▶ **Problem description**:
Select the lines that hold the word "email" and copy each one.

▶ **Data provided**:
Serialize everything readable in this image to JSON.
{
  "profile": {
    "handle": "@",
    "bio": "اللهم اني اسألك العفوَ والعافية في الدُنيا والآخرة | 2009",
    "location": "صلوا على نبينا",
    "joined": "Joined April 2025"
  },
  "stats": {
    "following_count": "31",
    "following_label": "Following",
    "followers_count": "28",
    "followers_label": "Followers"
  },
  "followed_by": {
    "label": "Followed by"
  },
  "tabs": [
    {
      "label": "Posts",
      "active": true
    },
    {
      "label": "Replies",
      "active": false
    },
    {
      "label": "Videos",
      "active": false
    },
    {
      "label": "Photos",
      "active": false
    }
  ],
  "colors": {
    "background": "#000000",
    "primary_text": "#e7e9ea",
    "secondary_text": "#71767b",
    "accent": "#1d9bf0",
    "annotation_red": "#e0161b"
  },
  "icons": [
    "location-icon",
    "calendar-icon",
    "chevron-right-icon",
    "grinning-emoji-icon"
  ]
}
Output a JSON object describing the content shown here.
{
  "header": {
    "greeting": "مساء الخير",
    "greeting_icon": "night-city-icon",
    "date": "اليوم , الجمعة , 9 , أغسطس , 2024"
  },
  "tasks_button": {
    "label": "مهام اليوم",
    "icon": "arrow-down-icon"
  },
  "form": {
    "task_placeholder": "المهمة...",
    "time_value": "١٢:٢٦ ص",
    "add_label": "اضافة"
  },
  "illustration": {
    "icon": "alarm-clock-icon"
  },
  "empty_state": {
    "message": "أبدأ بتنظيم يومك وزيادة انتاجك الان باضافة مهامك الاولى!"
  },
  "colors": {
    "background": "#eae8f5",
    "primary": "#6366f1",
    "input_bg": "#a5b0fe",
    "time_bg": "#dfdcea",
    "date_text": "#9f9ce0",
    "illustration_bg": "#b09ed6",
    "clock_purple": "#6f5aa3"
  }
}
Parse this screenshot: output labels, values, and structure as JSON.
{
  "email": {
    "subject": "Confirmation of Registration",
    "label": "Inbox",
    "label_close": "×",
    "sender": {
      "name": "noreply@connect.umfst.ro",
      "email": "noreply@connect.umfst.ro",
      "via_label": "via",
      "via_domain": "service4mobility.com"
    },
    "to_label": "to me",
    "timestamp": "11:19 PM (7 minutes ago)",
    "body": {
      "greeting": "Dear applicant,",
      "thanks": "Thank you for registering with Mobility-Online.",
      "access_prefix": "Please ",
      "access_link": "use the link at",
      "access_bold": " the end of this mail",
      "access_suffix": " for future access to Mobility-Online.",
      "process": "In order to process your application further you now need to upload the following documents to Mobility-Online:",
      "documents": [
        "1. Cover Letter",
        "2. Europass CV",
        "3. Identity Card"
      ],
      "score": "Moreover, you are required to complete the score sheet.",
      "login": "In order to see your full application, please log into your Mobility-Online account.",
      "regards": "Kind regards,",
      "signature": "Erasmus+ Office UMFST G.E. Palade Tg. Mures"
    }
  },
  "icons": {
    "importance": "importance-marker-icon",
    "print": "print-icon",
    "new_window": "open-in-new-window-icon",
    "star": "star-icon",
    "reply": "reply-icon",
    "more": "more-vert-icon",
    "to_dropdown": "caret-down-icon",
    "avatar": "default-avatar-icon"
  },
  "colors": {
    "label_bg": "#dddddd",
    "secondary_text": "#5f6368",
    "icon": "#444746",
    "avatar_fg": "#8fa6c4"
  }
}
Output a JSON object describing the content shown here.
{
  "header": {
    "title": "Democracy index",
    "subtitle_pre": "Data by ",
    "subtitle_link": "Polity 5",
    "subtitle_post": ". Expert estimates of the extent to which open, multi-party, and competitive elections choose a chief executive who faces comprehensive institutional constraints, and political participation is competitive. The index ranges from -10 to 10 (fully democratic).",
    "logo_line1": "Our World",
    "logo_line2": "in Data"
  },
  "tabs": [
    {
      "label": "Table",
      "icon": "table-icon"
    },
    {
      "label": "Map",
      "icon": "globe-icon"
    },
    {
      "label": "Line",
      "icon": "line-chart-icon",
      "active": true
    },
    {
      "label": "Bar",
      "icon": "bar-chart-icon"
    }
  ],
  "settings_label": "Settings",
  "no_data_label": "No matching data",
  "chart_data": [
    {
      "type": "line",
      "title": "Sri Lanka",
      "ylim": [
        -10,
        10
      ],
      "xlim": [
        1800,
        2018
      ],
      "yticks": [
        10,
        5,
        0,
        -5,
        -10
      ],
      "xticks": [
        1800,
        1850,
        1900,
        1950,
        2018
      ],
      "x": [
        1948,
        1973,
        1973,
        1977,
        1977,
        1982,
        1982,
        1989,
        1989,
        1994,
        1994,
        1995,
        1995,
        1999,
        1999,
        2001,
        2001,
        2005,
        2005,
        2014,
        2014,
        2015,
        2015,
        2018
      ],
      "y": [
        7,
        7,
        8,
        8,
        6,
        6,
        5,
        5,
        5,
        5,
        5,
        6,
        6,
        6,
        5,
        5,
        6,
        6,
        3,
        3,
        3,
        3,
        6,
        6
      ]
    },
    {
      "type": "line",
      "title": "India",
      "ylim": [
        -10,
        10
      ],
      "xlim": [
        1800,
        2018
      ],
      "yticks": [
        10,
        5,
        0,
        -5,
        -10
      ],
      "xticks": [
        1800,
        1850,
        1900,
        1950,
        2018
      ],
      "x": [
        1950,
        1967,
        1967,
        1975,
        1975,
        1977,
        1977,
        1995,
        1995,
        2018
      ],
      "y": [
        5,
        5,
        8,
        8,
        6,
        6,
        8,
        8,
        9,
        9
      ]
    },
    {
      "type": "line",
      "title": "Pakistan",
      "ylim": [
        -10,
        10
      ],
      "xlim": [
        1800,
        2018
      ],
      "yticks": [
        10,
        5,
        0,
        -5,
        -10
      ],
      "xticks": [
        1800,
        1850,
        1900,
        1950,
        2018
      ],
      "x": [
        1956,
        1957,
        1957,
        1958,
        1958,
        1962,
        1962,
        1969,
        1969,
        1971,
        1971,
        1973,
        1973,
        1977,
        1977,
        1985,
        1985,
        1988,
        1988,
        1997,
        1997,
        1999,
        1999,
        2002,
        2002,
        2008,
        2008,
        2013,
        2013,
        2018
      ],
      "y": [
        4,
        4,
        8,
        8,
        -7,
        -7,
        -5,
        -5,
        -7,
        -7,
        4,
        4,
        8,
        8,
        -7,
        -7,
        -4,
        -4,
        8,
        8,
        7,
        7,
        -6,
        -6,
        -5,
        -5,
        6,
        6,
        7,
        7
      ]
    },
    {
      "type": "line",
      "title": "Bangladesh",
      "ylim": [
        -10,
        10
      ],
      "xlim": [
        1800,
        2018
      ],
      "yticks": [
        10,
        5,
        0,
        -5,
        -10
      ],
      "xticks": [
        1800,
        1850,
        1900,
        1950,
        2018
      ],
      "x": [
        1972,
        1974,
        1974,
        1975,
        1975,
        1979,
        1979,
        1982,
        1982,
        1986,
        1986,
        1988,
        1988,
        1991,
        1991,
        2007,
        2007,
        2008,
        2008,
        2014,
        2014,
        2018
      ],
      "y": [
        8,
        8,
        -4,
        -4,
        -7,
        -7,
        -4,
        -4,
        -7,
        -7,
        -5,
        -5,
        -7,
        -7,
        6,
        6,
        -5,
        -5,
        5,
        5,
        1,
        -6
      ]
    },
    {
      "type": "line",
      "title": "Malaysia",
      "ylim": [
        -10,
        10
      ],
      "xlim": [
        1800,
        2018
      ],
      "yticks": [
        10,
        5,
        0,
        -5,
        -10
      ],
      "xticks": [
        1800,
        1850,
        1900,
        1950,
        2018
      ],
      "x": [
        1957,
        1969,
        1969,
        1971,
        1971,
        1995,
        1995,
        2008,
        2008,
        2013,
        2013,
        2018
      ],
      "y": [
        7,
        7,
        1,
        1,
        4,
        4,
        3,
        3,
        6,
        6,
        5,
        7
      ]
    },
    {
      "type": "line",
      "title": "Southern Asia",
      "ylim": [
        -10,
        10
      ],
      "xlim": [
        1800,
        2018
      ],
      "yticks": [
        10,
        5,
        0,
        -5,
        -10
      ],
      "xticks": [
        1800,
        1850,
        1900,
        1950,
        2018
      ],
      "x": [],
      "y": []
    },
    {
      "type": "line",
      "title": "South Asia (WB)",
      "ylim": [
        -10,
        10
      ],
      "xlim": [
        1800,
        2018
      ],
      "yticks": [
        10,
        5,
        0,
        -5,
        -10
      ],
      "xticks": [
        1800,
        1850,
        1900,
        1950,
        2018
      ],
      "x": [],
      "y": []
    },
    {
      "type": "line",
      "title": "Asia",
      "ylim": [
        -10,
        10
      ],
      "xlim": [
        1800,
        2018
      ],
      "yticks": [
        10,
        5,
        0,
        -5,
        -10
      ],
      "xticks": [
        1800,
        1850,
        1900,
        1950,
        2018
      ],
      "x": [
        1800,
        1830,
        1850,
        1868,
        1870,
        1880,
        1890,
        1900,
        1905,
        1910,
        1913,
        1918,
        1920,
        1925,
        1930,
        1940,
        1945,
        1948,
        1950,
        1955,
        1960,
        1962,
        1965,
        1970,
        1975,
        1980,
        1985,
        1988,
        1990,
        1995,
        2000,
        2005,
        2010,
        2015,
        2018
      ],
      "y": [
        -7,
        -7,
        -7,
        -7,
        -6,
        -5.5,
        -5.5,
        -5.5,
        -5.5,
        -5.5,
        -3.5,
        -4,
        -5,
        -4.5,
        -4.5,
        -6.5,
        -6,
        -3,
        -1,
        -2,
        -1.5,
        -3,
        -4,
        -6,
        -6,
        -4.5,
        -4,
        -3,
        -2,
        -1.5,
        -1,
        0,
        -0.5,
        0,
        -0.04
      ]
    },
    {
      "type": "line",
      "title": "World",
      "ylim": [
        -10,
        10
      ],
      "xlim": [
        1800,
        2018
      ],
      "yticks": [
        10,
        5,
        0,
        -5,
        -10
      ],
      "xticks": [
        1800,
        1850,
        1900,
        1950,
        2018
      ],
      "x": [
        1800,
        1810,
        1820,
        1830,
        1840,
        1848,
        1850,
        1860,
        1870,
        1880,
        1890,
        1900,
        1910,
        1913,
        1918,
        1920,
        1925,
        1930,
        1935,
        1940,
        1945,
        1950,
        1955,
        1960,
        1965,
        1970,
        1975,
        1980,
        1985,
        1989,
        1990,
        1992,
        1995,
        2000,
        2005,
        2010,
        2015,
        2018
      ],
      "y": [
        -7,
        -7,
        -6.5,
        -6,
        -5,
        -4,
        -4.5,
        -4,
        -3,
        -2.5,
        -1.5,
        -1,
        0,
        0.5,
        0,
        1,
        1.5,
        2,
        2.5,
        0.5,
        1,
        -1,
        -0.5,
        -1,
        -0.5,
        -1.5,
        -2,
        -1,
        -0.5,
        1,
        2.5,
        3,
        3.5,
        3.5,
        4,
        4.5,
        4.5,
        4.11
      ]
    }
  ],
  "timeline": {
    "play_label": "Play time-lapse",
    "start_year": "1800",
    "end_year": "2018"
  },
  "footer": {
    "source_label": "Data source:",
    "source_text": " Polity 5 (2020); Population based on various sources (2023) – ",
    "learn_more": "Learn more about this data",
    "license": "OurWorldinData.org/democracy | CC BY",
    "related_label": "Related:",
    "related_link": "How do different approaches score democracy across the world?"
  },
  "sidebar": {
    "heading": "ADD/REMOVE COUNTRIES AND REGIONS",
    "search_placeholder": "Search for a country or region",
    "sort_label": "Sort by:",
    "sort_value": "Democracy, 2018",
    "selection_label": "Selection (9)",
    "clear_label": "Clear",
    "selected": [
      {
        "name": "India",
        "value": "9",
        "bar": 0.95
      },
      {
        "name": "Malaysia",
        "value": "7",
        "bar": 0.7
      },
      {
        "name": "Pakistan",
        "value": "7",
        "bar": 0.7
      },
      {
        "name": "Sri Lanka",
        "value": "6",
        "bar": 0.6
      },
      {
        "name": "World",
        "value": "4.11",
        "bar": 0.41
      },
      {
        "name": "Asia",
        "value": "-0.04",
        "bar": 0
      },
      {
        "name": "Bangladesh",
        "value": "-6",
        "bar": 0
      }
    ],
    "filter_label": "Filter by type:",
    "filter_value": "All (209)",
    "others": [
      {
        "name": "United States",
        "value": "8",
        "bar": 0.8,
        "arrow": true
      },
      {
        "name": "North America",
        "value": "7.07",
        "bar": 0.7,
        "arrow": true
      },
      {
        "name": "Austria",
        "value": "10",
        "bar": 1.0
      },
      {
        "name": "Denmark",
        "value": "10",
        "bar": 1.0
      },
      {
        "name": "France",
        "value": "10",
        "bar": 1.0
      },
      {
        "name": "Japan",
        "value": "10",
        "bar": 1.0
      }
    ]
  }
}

▶ **Exercise result**:
  "email": {
      "email": "noreply@connect.umfst.ro",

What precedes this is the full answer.